*** GIVEN DATA ***

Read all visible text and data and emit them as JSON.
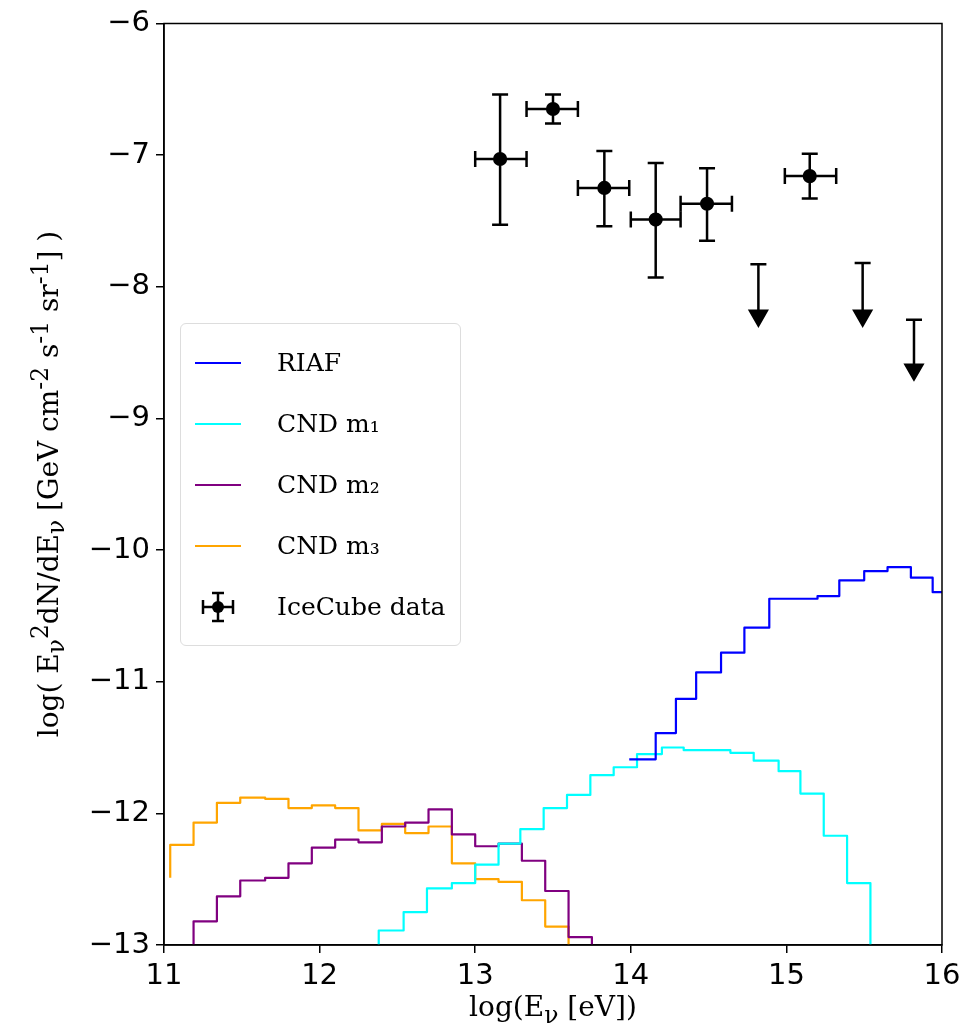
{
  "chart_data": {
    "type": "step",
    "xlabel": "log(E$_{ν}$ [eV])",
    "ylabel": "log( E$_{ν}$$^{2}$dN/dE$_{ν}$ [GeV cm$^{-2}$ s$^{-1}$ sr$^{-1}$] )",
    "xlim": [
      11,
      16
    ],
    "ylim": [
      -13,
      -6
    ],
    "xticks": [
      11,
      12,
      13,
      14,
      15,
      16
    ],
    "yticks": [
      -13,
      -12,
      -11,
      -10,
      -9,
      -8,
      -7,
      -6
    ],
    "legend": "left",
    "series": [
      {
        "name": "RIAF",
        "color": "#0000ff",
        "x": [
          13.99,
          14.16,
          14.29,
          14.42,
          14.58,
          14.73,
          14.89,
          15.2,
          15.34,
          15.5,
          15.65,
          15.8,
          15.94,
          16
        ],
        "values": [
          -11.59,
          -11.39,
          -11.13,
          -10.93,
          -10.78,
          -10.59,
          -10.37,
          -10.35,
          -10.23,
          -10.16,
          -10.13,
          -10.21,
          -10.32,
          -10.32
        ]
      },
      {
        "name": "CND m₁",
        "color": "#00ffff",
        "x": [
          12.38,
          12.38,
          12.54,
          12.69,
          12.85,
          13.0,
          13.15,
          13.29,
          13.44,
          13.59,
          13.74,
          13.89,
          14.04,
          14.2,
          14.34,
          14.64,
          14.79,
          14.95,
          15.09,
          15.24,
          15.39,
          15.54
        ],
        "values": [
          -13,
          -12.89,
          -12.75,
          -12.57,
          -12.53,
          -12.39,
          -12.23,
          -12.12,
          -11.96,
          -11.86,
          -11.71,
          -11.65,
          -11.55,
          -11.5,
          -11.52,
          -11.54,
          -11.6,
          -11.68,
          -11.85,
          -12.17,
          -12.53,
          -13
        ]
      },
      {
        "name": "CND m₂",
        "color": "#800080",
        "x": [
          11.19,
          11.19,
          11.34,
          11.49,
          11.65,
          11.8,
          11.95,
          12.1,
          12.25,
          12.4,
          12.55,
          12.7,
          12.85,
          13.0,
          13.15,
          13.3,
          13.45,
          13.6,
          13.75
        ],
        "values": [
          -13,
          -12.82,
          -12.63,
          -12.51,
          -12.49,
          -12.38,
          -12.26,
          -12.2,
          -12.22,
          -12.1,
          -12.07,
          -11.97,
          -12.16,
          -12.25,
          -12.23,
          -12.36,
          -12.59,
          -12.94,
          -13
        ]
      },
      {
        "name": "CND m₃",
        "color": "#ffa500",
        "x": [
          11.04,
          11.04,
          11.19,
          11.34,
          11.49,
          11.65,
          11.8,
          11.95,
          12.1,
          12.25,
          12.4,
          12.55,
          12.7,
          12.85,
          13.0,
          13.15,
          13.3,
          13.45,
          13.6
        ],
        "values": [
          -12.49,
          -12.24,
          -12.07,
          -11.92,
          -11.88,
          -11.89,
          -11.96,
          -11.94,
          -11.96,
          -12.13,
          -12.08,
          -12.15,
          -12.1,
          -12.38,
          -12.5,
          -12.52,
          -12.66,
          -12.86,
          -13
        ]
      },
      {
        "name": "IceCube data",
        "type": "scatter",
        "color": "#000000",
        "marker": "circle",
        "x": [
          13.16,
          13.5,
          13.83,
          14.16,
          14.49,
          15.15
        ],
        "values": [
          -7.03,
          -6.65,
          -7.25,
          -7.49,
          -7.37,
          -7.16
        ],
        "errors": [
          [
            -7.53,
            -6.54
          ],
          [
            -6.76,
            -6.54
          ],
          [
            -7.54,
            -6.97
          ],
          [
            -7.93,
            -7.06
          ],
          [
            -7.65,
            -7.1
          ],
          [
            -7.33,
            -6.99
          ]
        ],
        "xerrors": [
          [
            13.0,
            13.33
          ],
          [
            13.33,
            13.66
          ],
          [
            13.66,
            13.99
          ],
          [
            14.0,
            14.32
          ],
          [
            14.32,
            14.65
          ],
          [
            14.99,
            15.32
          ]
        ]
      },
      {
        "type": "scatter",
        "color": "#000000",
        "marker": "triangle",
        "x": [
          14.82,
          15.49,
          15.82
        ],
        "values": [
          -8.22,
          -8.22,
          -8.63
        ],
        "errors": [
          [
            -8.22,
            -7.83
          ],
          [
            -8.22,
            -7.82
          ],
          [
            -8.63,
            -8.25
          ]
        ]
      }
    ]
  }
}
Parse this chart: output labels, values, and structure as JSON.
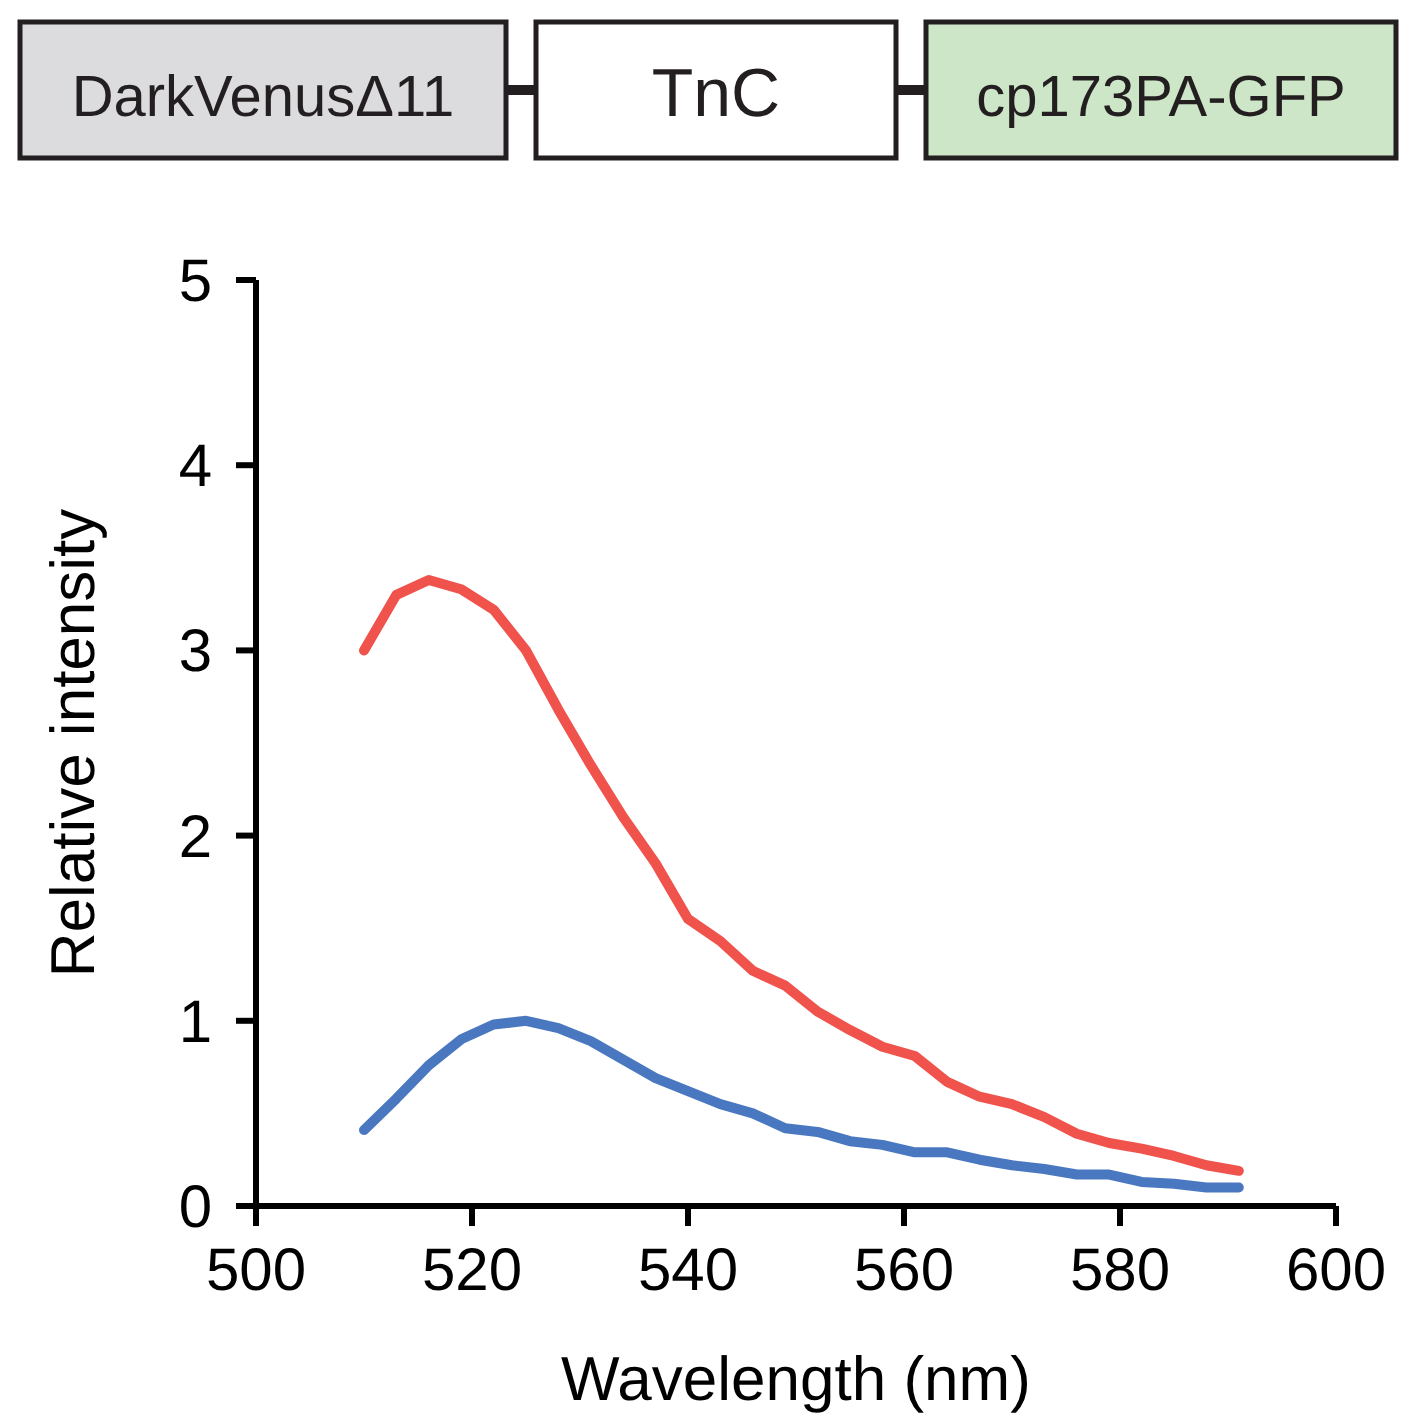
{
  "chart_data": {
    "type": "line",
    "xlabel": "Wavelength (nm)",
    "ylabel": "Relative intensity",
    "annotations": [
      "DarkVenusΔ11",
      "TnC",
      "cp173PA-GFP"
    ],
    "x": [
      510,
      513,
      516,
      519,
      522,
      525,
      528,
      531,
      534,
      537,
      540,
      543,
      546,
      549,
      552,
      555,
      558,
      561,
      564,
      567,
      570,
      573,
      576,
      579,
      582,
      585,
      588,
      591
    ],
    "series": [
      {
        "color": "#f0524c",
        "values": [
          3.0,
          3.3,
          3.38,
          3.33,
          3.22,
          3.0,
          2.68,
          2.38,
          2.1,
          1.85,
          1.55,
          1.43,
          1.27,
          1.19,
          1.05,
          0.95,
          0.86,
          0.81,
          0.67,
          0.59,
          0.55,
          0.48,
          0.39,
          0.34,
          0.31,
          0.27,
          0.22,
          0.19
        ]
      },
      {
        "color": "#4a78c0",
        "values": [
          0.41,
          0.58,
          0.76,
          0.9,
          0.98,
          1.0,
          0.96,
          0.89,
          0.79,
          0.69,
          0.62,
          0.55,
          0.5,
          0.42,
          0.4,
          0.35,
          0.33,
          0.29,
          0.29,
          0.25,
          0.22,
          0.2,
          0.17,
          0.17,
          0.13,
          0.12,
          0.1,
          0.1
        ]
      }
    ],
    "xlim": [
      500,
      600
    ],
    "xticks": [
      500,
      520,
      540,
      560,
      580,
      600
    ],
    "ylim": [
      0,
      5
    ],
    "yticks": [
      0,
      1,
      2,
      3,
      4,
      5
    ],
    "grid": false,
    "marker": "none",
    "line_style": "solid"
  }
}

***

DIRECTIVE:
All of the data needs repeating exactly, but the pictures do not.

ANSWER TO THE TASK:
Read all visible text and data and emit them as JSON.
{
  "chart_data": {
    "type": "step",
    "xlabel": "log(E$_{ν}$ [eV])",
    "ylabel": "log( E$_{ν}$$^{2}$dN/dE$_{ν}$ [GeV cm$^{-2}$ s$^{-1}$ sr$^{-1}$] )",
    "xlim": [
      11,
      16
    ],
    "ylim": [
      -13,
      -6
    ],
    "xticks": [
      11,
      12,
      13,
      14,
      15,
      16
    ],
    "yticks": [
      -13,
      -12,
      -11,
      -10,
      -9,
      -8,
      -7,
      -6
    ],
    "legend": "left",
    "series": [
      {
        "name": "RIAF",
        "color": "#0000ff",
        "x": [
          13.99,
          14.16,
          14.29,
          14.42,
          14.58,
          14.73,
          14.89,
          15.2,
          15.34,
          15.5,
          15.65,
          15.8,
          15.94,
          16
        ],
        "values": [
          -11.59,
          -11.39,
          -11.13,
          -10.93,
          -10.78,
          -10.59,
          -10.37,
          -10.35,
          -10.23,
          -10.16,
          -10.13,
          -10.21,
          -10.32,
          -10.32
        ]
      },
      {
        "name": "CND m₁",
        "color": "#00ffff",
        "x": [
          12.38,
          12.38,
          12.54,
          12.69,
          12.85,
          13.0,
          13.15,
          13.29,
          13.44,
          13.59,
          13.74,
          13.89,
          14.04,
          14.2,
          14.34,
          14.64,
          14.79,
          14.95,
          15.09,
          15.24,
          15.39,
          15.54
        ],
        "values": [
          -13,
          -12.89,
          -12.75,
          -12.57,
          -12.53,
          -12.39,
          -12.23,
          -12.12,
          -11.96,
          -11.86,
          -11.71,
          -11.65,
          -11.55,
          -11.5,
          -11.52,
          -11.54,
          -11.6,
          -11.68,
          -11.85,
          -12.17,
          -12.53,
          -13
        ]
      },
      {
        "name": "CND m₂",
        "color": "#800080",
        "x": [
          11.19,
          11.19,
          11.34,
          11.49,
          11.65,
          11.8,
          11.95,
          12.1,
          12.25,
          12.4,
          12.55,
          12.7,
          12.85,
          13.0,
          13.15,
          13.3,
          13.45,
          13.6,
          13.75
        ],
        "values": [
          -13,
          -12.82,
          -12.63,
          -12.51,
          -12.49,
          -12.38,
          -12.26,
          -12.2,
          -12.22,
          -12.1,
          -12.07,
          -11.97,
          -12.16,
          -12.25,
          -12.23,
          -12.36,
          -12.59,
          -12.94,
          -13
        ]
      },
      {
        "name": "CND m₃",
        "color": "#ffa500",
        "x": [
          11.04,
          11.04,
          11.19,
          11.34,
          11.49,
          11.65,
          11.8,
          11.95,
          12.1,
          12.25,
          12.4,
          12.55,
          12.7,
          12.85,
          13.0,
          13.15,
          13.3,
          13.45,
          13.6
        ],
        "values": [
          -12.49,
          -12.24,
          -12.07,
          -11.92,
          -11.88,
          -11.89,
          -11.96,
          -11.94,
          -11.96,
          -12.13,
          -12.08,
          -12.15,
          -12.1,
          -12.38,
          -12.5,
          -12.52,
          -12.66,
          -12.86,
          -13
        ]
      },
      {
        "name": "IceCube data",
        "type": "scatter",
        "color": "#000000",
        "marker": "circle",
        "x": [
          13.16,
          13.5,
          13.83,
          14.16,
          14.49,
          15.15
        ],
        "values": [
          -7.03,
          -6.65,
          -7.25,
          -7.49,
          -7.37,
          -7.16
        ],
        "errors": [
          [
            -7.53,
            -6.54
          ],
          [
            -6.76,
            -6.54
          ],
          [
            -7.54,
            -6.97
          ],
          [
            -7.93,
            -7.06
          ],
          [
            -7.65,
            -7.1
          ],
          [
            -7.33,
            -6.99
          ]
        ],
        "xerrors": [
          [
            13.0,
            13.33
          ],
          [
            13.33,
            13.66
          ],
          [
            13.66,
            13.99
          ],
          [
            14.0,
            14.32
          ],
          [
            14.32,
            14.65
          ],
          [
            14.99,
            15.32
          ]
        ]
      },
      {
        "type": "scatter",
        "color": "#000000",
        "marker": "triangle",
        "x": [
          14.82,
          15.49,
          15.82
        ],
        "values": [
          -8.22,
          -8.22,
          -8.63
        ],
        "errors": [
          [
            -8.22,
            -7.83
          ],
          [
            -8.22,
            -7.82
          ],
          [
            -8.63,
            -8.25
          ]
        ]
      }
    ]
  }
}
Parse this chart: output labels, values, and structure as JSON.
{
  "chart_data": {
    "type": "line",
    "xlabel": "Wavelength (nm)",
    "ylabel": "Relative intensity",
    "annotations": [
      "DarkVenusΔ11",
      "TnC",
      "cp173PA-GFP"
    ],
    "x": [
      510,
      513,
      516,
      519,
      522,
      525,
      528,
      531,
      534,
      537,
      540,
      543,
      546,
      549,
      552,
      555,
      558,
      561,
      564,
      567,
      570,
      573,
      576,
      579,
      582,
      585,
      588,
      591
    ],
    "series": [
      {
        "color": "#f0524c",
        "values": [
          3.0,
          3.3,
          3.38,
          3.33,
          3.22,
          3.0,
          2.68,
          2.38,
          2.1,
          1.85,
          1.55,
          1.43,
          1.27,
          1.19,
          1.05,
          0.95,
          0.86,
          0.81,
          0.67,
          0.59,
          0.55,
          0.48,
          0.39,
          0.34,
          0.31,
          0.27,
          0.22,
          0.19
        ]
      },
      {
        "color": "#4a78c0",
        "values": [
          0.41,
          0.58,
          0.76,
          0.9,
          0.98,
          1.0,
          0.96,
          0.89,
          0.79,
          0.69,
          0.62,
          0.55,
          0.5,
          0.42,
          0.4,
          0.35,
          0.33,
          0.29,
          0.29,
          0.25,
          0.22,
          0.2,
          0.17,
          0.17,
          0.13,
          0.12,
          0.1,
          0.1
        ]
      }
    ],
    "xlim": [
      500,
      600
    ],
    "xticks": [
      500,
      520,
      540,
      560,
      580,
      600
    ],
    "ylim": [
      0,
      5
    ],
    "yticks": [
      0,
      1,
      2,
      3,
      4,
      5
    ],
    "grid": false,
    "marker": "none",
    "line_style": "solid"
  }
}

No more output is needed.